EXERCISE BRIEF:
Your task is to copy every line of the entries that contains "доверба".

THE RECORDS:
◇ ◇ ◇
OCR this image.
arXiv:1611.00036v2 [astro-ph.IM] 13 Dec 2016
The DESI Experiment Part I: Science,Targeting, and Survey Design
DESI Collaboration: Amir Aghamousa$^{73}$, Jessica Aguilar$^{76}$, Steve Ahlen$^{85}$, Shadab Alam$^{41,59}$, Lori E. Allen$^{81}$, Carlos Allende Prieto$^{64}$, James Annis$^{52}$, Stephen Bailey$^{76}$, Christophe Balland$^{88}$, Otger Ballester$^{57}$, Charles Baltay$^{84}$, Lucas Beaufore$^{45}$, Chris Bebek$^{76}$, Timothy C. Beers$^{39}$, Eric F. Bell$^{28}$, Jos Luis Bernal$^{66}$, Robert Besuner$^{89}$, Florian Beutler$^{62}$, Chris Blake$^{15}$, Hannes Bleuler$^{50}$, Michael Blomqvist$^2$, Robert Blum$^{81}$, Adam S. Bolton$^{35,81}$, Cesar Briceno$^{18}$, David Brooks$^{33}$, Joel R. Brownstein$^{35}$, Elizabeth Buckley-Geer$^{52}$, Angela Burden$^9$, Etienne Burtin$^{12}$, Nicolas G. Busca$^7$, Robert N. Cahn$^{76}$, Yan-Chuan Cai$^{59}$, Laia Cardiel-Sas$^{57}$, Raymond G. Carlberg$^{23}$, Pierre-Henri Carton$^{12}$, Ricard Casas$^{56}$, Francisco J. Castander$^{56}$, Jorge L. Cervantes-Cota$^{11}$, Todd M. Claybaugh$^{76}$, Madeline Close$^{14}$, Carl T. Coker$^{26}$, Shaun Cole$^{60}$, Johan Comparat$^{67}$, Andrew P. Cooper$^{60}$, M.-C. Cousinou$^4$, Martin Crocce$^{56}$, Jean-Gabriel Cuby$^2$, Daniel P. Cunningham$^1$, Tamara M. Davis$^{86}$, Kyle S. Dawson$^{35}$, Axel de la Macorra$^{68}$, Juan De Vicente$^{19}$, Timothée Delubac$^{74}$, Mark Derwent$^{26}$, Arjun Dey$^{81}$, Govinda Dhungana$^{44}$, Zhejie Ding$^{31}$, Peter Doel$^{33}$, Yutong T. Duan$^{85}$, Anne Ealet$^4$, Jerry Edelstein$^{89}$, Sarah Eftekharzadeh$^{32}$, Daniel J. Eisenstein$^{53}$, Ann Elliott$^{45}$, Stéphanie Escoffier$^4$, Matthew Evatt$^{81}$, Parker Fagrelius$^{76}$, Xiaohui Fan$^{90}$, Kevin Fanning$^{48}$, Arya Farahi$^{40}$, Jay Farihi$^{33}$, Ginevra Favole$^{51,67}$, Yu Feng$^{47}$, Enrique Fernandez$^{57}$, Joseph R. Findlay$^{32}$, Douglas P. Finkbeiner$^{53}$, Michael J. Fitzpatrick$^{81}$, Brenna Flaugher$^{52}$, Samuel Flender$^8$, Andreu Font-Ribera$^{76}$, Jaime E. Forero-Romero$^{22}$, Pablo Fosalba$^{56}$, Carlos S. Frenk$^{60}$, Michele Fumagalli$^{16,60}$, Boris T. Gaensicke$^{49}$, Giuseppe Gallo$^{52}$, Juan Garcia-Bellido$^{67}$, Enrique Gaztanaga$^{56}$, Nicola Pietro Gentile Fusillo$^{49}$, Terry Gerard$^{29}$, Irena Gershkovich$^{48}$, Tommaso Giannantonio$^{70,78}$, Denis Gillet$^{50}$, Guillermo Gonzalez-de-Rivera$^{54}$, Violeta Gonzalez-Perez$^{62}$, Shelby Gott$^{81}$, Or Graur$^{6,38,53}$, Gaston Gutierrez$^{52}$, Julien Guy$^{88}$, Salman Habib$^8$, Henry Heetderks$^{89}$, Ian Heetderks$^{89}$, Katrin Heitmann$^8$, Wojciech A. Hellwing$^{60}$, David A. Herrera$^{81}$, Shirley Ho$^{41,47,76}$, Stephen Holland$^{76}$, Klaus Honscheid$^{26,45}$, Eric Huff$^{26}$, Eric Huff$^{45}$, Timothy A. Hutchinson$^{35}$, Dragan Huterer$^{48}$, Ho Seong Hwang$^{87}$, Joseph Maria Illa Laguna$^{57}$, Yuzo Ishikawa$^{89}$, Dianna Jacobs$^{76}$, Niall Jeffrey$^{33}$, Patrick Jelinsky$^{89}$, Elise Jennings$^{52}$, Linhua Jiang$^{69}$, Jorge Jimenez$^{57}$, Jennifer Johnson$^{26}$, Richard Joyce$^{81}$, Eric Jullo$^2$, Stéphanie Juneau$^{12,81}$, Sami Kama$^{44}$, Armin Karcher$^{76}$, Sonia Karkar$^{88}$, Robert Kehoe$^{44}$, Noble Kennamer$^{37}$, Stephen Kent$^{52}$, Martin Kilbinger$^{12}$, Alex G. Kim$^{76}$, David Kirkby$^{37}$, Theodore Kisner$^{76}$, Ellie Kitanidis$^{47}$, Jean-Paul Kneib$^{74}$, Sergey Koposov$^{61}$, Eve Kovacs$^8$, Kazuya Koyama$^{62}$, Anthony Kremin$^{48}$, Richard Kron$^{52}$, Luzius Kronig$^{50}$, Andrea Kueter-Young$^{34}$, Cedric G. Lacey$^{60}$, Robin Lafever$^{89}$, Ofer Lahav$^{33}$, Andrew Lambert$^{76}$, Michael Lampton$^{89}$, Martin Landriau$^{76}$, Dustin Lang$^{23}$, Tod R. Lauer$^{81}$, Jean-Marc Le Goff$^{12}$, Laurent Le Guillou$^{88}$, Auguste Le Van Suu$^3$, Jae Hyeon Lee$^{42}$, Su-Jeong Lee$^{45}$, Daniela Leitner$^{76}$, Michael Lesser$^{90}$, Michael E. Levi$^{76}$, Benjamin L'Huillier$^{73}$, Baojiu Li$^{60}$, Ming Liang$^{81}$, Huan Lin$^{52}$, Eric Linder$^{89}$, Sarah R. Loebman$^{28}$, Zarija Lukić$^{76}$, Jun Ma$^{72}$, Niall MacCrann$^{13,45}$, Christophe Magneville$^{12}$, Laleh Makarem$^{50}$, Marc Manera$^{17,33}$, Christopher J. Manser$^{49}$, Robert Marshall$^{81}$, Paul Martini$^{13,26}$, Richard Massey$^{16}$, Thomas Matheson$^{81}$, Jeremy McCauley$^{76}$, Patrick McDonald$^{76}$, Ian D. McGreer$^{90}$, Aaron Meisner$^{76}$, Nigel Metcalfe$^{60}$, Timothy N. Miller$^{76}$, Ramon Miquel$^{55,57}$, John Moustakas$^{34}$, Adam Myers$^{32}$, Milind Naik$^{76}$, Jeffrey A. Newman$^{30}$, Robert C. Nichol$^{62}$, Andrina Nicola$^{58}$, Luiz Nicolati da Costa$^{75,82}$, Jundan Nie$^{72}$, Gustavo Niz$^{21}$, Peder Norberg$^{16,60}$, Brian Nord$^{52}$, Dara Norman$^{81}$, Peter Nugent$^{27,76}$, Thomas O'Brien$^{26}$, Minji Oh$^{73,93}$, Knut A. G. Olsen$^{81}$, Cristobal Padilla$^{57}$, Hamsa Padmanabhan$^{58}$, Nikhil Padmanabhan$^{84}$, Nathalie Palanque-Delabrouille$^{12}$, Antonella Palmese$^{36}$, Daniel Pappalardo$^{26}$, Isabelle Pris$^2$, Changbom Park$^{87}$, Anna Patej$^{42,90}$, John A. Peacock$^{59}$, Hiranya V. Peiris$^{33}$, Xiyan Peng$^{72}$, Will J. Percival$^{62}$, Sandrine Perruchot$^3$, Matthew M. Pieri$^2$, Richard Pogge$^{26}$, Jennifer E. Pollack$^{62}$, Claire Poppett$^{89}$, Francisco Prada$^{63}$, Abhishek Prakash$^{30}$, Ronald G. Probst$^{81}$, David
◇ ◇ ◇
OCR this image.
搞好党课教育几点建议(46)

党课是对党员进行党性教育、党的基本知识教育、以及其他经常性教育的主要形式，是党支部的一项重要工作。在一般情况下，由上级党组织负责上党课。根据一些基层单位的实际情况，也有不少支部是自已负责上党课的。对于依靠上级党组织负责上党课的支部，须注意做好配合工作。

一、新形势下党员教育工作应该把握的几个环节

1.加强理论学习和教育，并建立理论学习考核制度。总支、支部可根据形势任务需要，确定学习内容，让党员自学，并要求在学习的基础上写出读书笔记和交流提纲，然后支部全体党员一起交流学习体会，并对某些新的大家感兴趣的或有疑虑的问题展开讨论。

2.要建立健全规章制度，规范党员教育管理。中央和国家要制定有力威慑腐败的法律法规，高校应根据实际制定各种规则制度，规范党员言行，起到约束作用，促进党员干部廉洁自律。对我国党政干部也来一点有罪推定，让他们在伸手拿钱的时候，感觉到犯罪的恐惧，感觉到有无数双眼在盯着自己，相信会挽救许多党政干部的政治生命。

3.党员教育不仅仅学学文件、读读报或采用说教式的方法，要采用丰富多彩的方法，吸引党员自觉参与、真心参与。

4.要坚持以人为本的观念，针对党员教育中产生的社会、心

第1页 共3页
◇ ◇ ◇
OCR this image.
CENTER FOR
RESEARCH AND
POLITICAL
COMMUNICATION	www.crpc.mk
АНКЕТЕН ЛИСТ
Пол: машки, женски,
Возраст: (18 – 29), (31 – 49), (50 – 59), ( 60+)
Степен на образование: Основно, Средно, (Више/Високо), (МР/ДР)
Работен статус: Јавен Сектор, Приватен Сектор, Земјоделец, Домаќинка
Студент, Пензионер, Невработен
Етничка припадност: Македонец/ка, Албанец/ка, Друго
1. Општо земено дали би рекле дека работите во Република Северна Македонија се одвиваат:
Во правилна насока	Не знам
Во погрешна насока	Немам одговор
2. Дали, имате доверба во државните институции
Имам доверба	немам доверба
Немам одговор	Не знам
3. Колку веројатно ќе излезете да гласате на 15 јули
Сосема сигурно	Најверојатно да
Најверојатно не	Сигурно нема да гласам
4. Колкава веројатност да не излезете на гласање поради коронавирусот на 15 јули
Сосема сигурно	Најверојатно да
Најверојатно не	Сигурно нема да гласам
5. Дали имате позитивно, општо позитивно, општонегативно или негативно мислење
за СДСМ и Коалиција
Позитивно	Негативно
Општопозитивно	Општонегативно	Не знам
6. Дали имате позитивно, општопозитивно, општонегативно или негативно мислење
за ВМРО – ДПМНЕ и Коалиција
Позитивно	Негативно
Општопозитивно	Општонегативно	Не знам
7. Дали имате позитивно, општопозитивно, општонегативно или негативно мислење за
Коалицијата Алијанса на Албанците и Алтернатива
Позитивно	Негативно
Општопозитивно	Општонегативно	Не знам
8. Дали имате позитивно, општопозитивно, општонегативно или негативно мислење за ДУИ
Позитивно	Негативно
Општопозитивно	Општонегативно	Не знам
◇ ◇ ◇
SOLVED PROBLEM:
2. Дали, имате доверба во државните институции
Имам доверба	немам доверба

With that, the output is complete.